> [DATA]:
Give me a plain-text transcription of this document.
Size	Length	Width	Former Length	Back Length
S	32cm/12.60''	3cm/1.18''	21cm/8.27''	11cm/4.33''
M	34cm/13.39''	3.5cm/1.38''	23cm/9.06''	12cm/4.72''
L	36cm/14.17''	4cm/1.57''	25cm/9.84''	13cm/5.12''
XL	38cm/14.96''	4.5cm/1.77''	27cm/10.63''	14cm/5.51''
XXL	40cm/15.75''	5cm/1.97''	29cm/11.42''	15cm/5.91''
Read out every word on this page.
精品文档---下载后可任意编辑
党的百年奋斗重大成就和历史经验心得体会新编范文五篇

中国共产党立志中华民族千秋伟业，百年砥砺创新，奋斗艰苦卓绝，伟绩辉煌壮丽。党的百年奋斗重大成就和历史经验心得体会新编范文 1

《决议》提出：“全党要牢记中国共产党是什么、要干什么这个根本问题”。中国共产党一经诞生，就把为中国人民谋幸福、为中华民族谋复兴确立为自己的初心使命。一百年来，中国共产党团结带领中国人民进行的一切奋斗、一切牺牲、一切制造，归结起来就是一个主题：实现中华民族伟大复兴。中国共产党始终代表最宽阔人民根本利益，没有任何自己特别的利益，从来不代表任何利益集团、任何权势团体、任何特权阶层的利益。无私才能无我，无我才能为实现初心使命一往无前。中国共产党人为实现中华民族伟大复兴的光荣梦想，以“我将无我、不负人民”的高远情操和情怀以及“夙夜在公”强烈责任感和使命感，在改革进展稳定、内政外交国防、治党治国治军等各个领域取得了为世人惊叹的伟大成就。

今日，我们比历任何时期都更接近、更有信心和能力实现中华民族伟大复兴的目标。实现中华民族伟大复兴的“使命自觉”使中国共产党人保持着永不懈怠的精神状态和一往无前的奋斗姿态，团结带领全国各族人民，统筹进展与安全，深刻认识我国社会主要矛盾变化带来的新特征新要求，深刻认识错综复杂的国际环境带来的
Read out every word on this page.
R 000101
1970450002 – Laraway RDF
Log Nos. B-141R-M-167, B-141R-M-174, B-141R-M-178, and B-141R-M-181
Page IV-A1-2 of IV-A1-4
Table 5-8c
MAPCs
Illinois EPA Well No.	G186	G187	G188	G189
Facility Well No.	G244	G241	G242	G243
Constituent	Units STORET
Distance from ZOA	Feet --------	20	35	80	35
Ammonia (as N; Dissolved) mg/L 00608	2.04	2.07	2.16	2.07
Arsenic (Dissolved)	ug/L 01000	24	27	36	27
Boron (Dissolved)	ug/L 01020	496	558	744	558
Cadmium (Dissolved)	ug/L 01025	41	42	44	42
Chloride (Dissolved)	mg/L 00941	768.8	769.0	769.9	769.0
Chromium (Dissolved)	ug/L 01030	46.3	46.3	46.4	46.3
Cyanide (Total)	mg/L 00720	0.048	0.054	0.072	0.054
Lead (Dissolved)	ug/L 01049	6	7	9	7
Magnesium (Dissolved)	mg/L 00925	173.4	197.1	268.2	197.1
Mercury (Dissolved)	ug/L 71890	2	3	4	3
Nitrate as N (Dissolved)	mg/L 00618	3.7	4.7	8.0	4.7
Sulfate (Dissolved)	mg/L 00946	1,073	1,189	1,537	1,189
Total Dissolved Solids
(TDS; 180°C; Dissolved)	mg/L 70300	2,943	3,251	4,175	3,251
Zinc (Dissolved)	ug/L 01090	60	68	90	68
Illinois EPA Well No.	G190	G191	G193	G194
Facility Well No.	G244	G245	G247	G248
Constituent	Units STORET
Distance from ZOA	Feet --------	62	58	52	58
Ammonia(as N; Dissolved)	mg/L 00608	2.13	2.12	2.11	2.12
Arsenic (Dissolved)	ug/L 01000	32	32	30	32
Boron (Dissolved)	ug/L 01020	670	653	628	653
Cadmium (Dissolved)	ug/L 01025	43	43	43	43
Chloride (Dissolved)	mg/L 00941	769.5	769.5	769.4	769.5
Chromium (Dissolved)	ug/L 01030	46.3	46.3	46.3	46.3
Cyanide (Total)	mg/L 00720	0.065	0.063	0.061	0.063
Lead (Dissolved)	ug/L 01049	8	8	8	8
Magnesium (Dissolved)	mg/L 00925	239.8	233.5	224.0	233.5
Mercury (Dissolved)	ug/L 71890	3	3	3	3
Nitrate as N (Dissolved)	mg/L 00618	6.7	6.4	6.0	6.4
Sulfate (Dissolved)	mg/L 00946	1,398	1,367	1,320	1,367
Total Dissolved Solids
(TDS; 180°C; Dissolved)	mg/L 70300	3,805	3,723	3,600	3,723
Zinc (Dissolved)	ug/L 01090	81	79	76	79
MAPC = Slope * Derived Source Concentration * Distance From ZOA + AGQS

> [INSTRUCTIONS TO FOLLOW]:
Output each entry precisely as given.

> [EXERCISE ANSWER]:
Give me a plain-text transcription of this document.
Size	Length	Width	Former Length	Back Length
S	32cm/12.60''	3cm/1.18''	21cm/8.27''	11cm/4.33''
M	34cm/13.39''	3.5cm/1.38''	23cm/9.06''	12cm/4.72''
L	36cm/14.17''	4cm/1.57''	25cm/9.84''	13cm/5.12''
XL	38cm/14.96''	4.5cm/1.77''	27cm/10.63''	14cm/5.51''
XXL	40cm/15.75''	5cm/1.97''	29cm/11.42''	15cm/5.91''
Read out every word on this page.
精品文档---下载后可任意编辑
党的百年奋斗重大成就和历史经验心得体会新编范文五篇

中国共产党立志中华民族千秋伟业，百年砥砺创新，奋斗艰苦卓绝，伟绩辉煌壮丽。党的百年奋斗重大成就和历史经验心得体会新编范文 1

《决议》提出：“全党要牢记中国共产党是什么、要干什么这个根本问题”。中国共产党一经诞生，就把为中国人民谋幸福、为中华民族谋复兴确立为自己的初心使命。一百年来，中国共产党团结带领中国人民进行的一切奋斗、一切牺牲、一切制造，归结起来就是一个主题：实现中华民族伟大复兴。中国共产党始终代表最宽阔人民根本利益，没有任何自己特别的利益，从来不代表任何利益集团、任何权势团体、任何特权阶层的利益。无私才能无我，无我才能为实现初心使命一往无前。中国共产党人为实现中华民族伟大复兴的光荣梦想，以“我将无我、不负人民”的高远情操和情怀以及“夙夜在公”强烈责任感和使命感，在改革进展稳定、内政外交国防、治党治国治军等各个领域取得了为世人惊叹的伟大成就。

今日，我们比历任何时期都更接近、更有信心和能力实现中华民族伟大复兴的目标。实现中华民族伟大复兴的“使命自觉”使中国共产党人保持着永不懈怠的精神状态和一往无前的奋斗姿态，团结带领全国各族人民，统筹进展与安全，深刻认识我国社会主要矛盾变化带来的新特征新要求，深刻认识错综复杂的国际环境带来的
Read out every word on this page.
R 000101
1970450002 – Laraway RDF
Log Nos. B-141R-M-167, B-141R-M-174, B-141R-M-178, and B-141R-M-181
Page IV-A1-2 of IV-A1-4
Table 5-8c
MAPCs
Illinois EPA Well No.	G186	G187	G188	G189
Facility Well No.	G244	G241	G242	G243
Constituent	Units STORET
Distance from ZOA	Feet --------	20	35	80	35
Ammonia (as N; Dissolved) mg/L 00608	2.04	2.07	2.16	2.07
Arsenic (Dissolved)	ug/L 01000	24	27	36	27
Boron (Dissolved)	ug/L 01020	496	558	744	558
Cadmium (Dissolved)	ug/L 01025	41	42	44	42
Chloride (Dissolved)	mg/L 00941	768.8	769.0	769.9	769.0
Chromium (Dissolved)	ug/L 01030	46.3	46.3	46.4	46.3
Cyanide (Total)	mg/L 00720	0.048	0.054	0.072	0.054
Lead (Dissolved)	ug/L 01049	6	7	9	7
Magnesium (Dissolved)	mg/L 00925	173.4	197.1	268.2	197.1
Mercury (Dissolved)	ug/L 71890	2	3	4	3
Nitrate as N (Dissolved)	mg/L 00618	3.7	4.7	8.0	4.7
Sulfate (Dissolved)	mg/L 00946	1,073	1,189	1,537	1,189
Total Dissolved Solids
(TDS; 180°C; Dissolved)	mg/L 70300	2,943	3,251	4,175	3,251
Zinc (Dissolved)	ug/L 01090	60	68	90	68
Illinois EPA Well No.	G190	G191	G193	G194
Facility Well No.	G244	G245	G247	G248
Constituent	Units STORET
Distance from ZOA	Feet --------	62	58	52	58
Ammonia(as N; Dissolved)	mg/L 00608	2.13	2.12	2.11	2.12
Arsenic (Dissolved)	ug/L 01000	32	32	30	32
Boron (Dissolved)	ug/L 01020	670	653	628	653
Cadmium (Dissolved)	ug/L 01025	43	43	43	43
Chloride (Dissolved)	mg/L 00941	769.5	769.5	769.4	769.5
Chromium (Dissolved)	ug/L 01030	46.3	46.3	46.3	46.3
Cyanide (Total)	mg/L 00720	0.065	0.063	0.061	0.063
Lead (Dissolved)	ug/L 01049	8	8	8	8
Magnesium (Dissolved)	mg/L 00925	239.8	233.5	224.0	233.5
Mercury (Dissolved)	ug/L 71890	3	3	3	3
Nitrate as N (Dissolved)	mg/L 00618	6.7	6.4	6.0	6.4
Sulfate (Dissolved)	mg/L 00946	1,398	1,367	1,320	1,367
Total Dissolved Solids
(TDS; 180°C; Dissolved)	mg/L 70300	3,805	3,723	3,600	3,723
Zinc (Dissolved)	ug/L 01090	81	79	76	79
MAPC = Slope * Derived Source Concentration * Distance From ZOA + AGQS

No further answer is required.